### WHAT THIS TASK INVOLVES
Summarize the adventure review below in two sentences.

### TEXT PASSAGE
-- START --

9Overall Score

A few months ago, James Haeck released the Fire, Ash, and Ruin on the DM’s Guild. It’s an Adventurer’s League module for 11th-16th level characters. Before I even dig into the text, two things: one, I worked with James repeatedly while he was the editor for EN5IDER (which won’t influence this review, but… disclosure); and two, I’m a fan of any support for third-tier play. I know very little about the constraints of the Adventurer’s League, though, so I’ll mostly be studying this through the lens of any old group in their home game.

There will, obviously, be spoilers.

The Setting and the Hook

As part of the Tomb of Annihilation AL season, the adventure necessarily takes place in Chult, but it’s a volcanic, ash-covered waste rather than more jungle. The structure of the adventure involves traveling to a location and exploring that location to the bottom of its depths. (It’s a classic structure for a reason.)

Right from the start, I have to wonder what group gets through content quickly enough to finish this in four hours. If any group I’ve ever known got through this in twelve hours, it’d be near a miracle. To put that another way, this is more content than the AL’s 4-hour label led me to expect, and that’s great.

There are four different hooks to work with for this adventure, two of them faction-locked. The general-interest hooks are fine, normal kind of stuff. The Order of the Gauntlet’s special hook wants the players to permanently modify the dungeon, so of course I’m a fan. It’s the Lords’ Alliance mission that’s really cookin’ with gas, though – they give you a one-shot magic item to use against the final boss, which lets you extract information from him. It’s a secret mission that can shift the whole context of a fight and give the adventure a minor twist at the end. This is a great touch.

I do have a concern that the Order of the Gauntlet’s mission might be flat-out impossible. You need to cast a spell (from a scroll) with a 24-hour casting time, while making DC 15 Con saves every hour to avoid taking a level of exhaustion. That is… probably not going to happen, not even with advantage on every roll. Most characters able to use a hallow scroll are going to hit Exhaustion 6 even after burning through any remaining slots for greater restoration.

-- END --

### RAW RECORDS
-- START --

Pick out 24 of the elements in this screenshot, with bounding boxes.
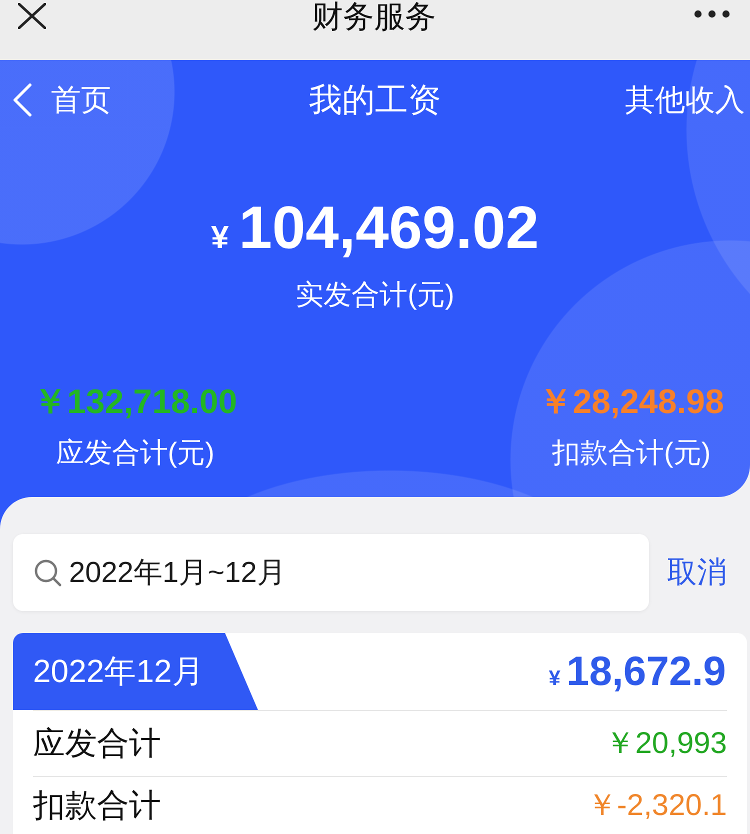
total-amount: ￥28,248.98 [538,382,724,422]
currency-symbol: ¥ [210,218,229,257]
total-label: 扣款合计(元) [552,436,711,470]
back-button[interactable]: 首页 [12,80,111,120]
cancel-button[interactable]: 取消 [667,552,727,593]
chevron-left-icon [12,83,32,117]
page-title: 我的工资 [309,80,441,120]
close-icon[interactable] [18,3,46,29]
item-label: 应发合计 [33,724,161,762]
net-total-amount: 104,469.02 [238,193,540,263]
currency-symbol: ¥ [548,667,560,691]
month-net-amount: 18,672.9 [566,648,726,695]
search-icon [34,558,62,586]
item-amount: ￥-2,320.1 [586,788,727,824]
net-total-label: 实发合计(元) [294,278,456,312]
more-icon[interactable] [694,10,730,18]
other-income-link[interactable]: 其他收入 [625,80,745,120]
total-amount: ￥132,718.00 [33,382,238,422]
item-amount: ￥20,993 [605,726,727,762]
total-label: 应发合计(元) [56,436,214,470]
month-tag: 2022年12月 [13,633,258,710]
window-title: 财务服务 [312,0,436,34]
search-field[interactable]: 2022年1月~12月 [13,534,649,611]
item-label: 扣款合计 [33,786,161,824]
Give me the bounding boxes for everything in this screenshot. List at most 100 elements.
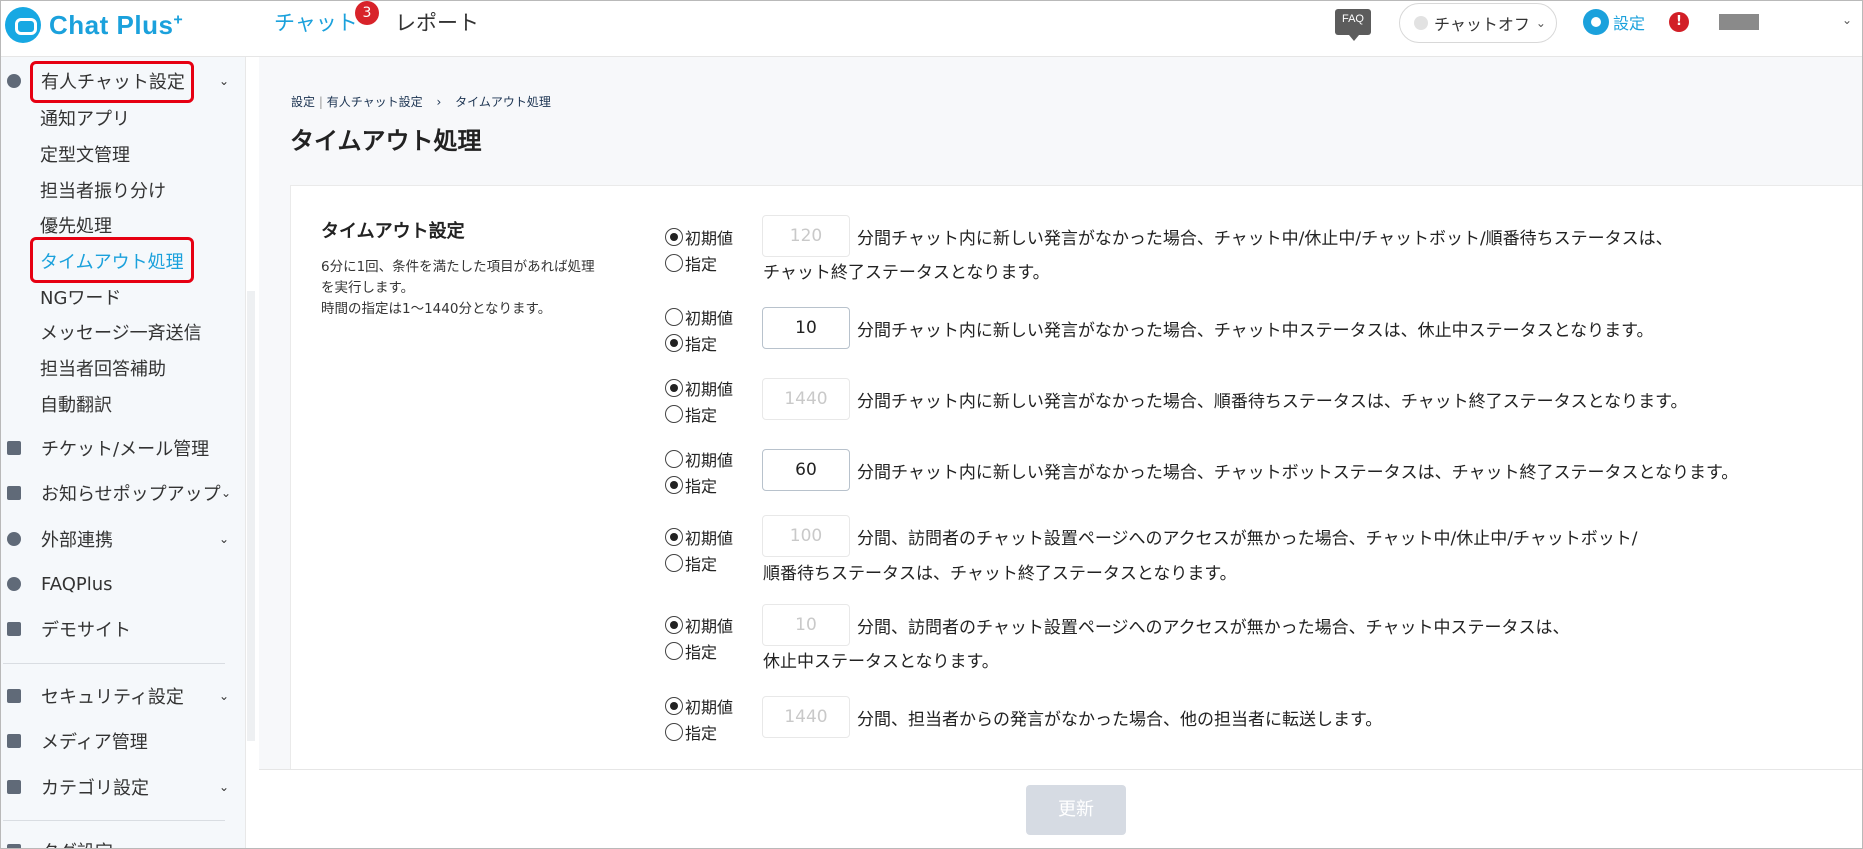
- sidebar-sub-ng-words[interactable]: NGワード: [40, 284, 121, 310]
- breadcrumb-settings[interactable]: 設定: [291, 95, 315, 109]
- rule-2-text: 分間チャット内に新しい発言がなかった場合、チャット中ステータスは、休止中ステータ…: [857, 321, 1654, 341]
- operator-icon: [7, 74, 21, 88]
- sidebar-divider: [3, 663, 225, 664]
- rule-7-radio-default[interactable]: 初期値: [665, 694, 733, 718]
- sidebar-item-label: タグ設定: [41, 838, 113, 848]
- rule-3-radio-default[interactable]: 初期値: [665, 376, 733, 400]
- sidebar-item-tags[interactable]: タグ設定: [1, 831, 246, 848]
- chevron-down-icon: ⌄: [219, 780, 230, 794]
- share-icon: [7, 532, 21, 546]
- faq-plus-icon: [7, 577, 21, 591]
- sidebar-item-label: カテゴリ設定: [41, 778, 149, 799]
- rule-1-minutes-input[interactable]: 120: [762, 215, 850, 257]
- sidebar-item-ticket-mail[interactable]: チケット/メール管理: [1, 428, 246, 468]
- breadcrumb: 設定 | 有人チャット設定 › タイムアウト処理: [291, 93, 551, 110]
- rule-1-radio-custom[interactable]: 指定: [665, 251, 717, 275]
- ticket-icon: [7, 441, 21, 455]
- rule-7-minutes-input[interactable]: 1440: [762, 696, 850, 738]
- sidebar-sub-broadcast[interactable]: メッセージ一斉送信: [40, 319, 202, 345]
- radio-empty-icon: [665, 405, 683, 423]
- sidebar-item-label: FAQPlus: [41, 573, 113, 595]
- sidebar-sub-reply-assist[interactable]: 担当者回答補助: [40, 355, 166, 381]
- rule-5-minutes-input[interactable]: 100: [762, 515, 850, 557]
- sidebar-sub-priority[interactable]: 優先処理: [40, 212, 112, 238]
- security-icon: [7, 689, 21, 703]
- sidebar-item-integration[interactable]: 外部連携 ⌄: [1, 519, 246, 559]
- rule-6-radio-default[interactable]: 初期値: [665, 613, 733, 637]
- rule-5-radio-custom[interactable]: 指定: [665, 551, 717, 575]
- sidebar-item-faqplus[interactable]: FAQPlus: [1, 564, 246, 604]
- rule-7-radio-custom[interactable]: 指定: [665, 720, 717, 744]
- radio-empty-icon: [665, 723, 683, 741]
- rule-2-minutes-input[interactable]: 10: [762, 307, 850, 349]
- sidebar-item-category[interactable]: カテゴリ設定 ⌄: [1, 767, 246, 807]
- radio-empty-icon: [665, 450, 683, 468]
- rule-6-radio-custom[interactable]: 指定: [665, 639, 717, 663]
- sidebar-sub-notification-app[interactable]: 通知アプリ: [40, 105, 130, 131]
- chat-status-value: チャットオフ: [1434, 15, 1530, 34]
- settings-link[interactable]: 設定: [1583, 9, 1645, 35]
- demo-site-icon: [7, 622, 21, 636]
- app-window: Chat Plus+ チャット 3 レポート FAQ チャットオフ ⌄ 設定 !…: [0, 0, 1863, 849]
- chevron-down-icon: ⌄: [219, 689, 230, 703]
- sidebar-item-media[interactable]: メディア管理: [1, 721, 246, 761]
- rule-4-radio-default[interactable]: 初期値: [665, 447, 733, 471]
- rule-5-radio-default[interactable]: 初期値: [665, 525, 733, 549]
- rule-6-minutes-input[interactable]: 10: [762, 604, 850, 646]
- alert-icon[interactable]: !: [1669, 12, 1689, 32]
- sidebar-item-label: お知らせポップアップ: [41, 484, 221, 505]
- breadcrumb-manned-chat[interactable]: 有人チャット設定: [327, 95, 423, 109]
- sidebar-item-label: チケット/メール管理: [41, 439, 210, 460]
- rule-4-radio-custom[interactable]: 指定: [665, 473, 717, 497]
- media-icon: [7, 734, 21, 748]
- folder-icon: [7, 780, 21, 794]
- sidebar-sub-templates[interactable]: 定型文管理: [40, 141, 130, 167]
- faq-icon[interactable]: FAQ: [1335, 9, 1371, 41]
- logo-text: Chat Plus+: [49, 9, 184, 40]
- sidebar-item-label: 外部連携: [41, 530, 113, 551]
- rule-6-text: 分間、訪問者のチャット設置ページへのアクセスが無かった場合、チャット中ステータス…: [857, 618, 1570, 638]
- rule-1-text-cont: チャット終了ステータスとなります。: [763, 263, 1050, 283]
- update-button[interactable]: 更新: [1026, 785, 1126, 835]
- sidebar-divider: [3, 820, 225, 821]
- tag-icon: [7, 844, 21, 848]
- user-menu-chevron-icon[interactable]: ⌄: [1842, 13, 1852, 27]
- sidebar-item-label: セキュリティ設定: [41, 687, 184, 708]
- rule-1-radio-default[interactable]: 初期値: [665, 225, 733, 249]
- rule-3-text: 分間チャット内に新しい発言がなかった場合、順番待ちステータスは、チャット終了ステ…: [857, 392, 1688, 412]
- sidebar-scrollbar[interactable]: [247, 291, 255, 741]
- rule-2-radio-default[interactable]: 初期値: [665, 305, 733, 329]
- sidebar-item-popup[interactable]: お知らせポップアップ ⌄: [1, 473, 246, 513]
- rule-5-text-cont: 順番待ちステータスは、チャット終了ステータスとなります。: [763, 564, 1237, 584]
- nav-report-link[interactable]: レポート: [395, 7, 479, 37]
- settings-label: 設定: [1613, 14, 1646, 33]
- section-description: 6分に1回、条件を満たした項目があれば処理 を実行します。 時間の指定は1～14…: [321, 259, 595, 317]
- sidebar-item-demo-site[interactable]: デモサイト: [1, 609, 246, 649]
- rule-3-radio-custom[interactable]: 指定: [665, 402, 717, 426]
- rule-4-minutes-input[interactable]: 60: [762, 449, 850, 491]
- status-dot-icon: [1414, 16, 1428, 30]
- sidebar-sub-auto-translate[interactable]: 自動翻訳: [40, 391, 112, 417]
- radio-selected-icon: [665, 528, 683, 546]
- highlight-box: [30, 61, 194, 103]
- rule-1-text: 分間チャット内に新しい発言がなかった場合、チャット中/休止中/チャットボット/順…: [857, 229, 1673, 249]
- radio-selected-icon: [665, 697, 683, 715]
- user-name-redacted[interactable]: [1719, 14, 1759, 30]
- highlight-box: [30, 237, 194, 283]
- chat-plus-logo[interactable]: Chat Plus+: [5, 5, 183, 45]
- chat-bubble-logo-icon: [5, 7, 41, 43]
- chat-count-badge: 3: [355, 1, 379, 25]
- rule-2-radio-custom[interactable]: 指定: [665, 331, 717, 355]
- breadcrumb-arrow-icon: ›: [436, 95, 442, 109]
- sidebar-sub-assignment[interactable]: 担当者振り分け: [40, 177, 166, 203]
- sidebar-item-security[interactable]: セキュリティ設定 ⌄: [1, 676, 246, 716]
- rule-3-minutes-input[interactable]: 1440: [762, 378, 850, 420]
- section-title: タイムアウト設定: [321, 221, 465, 242]
- nav-chat-link[interactable]: チャット: [274, 7, 358, 37]
- chevron-down-icon: ⌄: [219, 74, 230, 88]
- radio-selected-icon: [665, 228, 683, 246]
- chat-status-select[interactable]: チャットオフ ⌄: [1399, 3, 1557, 43]
- radio-empty-icon: [665, 554, 683, 572]
- radio-empty-icon: [665, 254, 683, 272]
- rule-4-text: 分間チャット内に新しい発言がなかった場合、チャットボットステータスは、チャット終…: [857, 463, 1739, 483]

-- END --

### WORKED SOLUTION
This review covers Fire, Ash, and Ruin, an Adventurer's League module by James Haeck for 11th–16th level characters, set in a volcanic, ash-covered part of Chult and built around traveling to a location and exploring it to its depths. The reviewer finds it holds more content than its 4-hour label suggests and praises the Lords' Alliance hook, whose one-shot magic item extracts information from the final boss, but worries that the Order of the Gauntlet mission, a 24-hour casting with hourly DC 15 Con saves against exhaustion, may be impossible.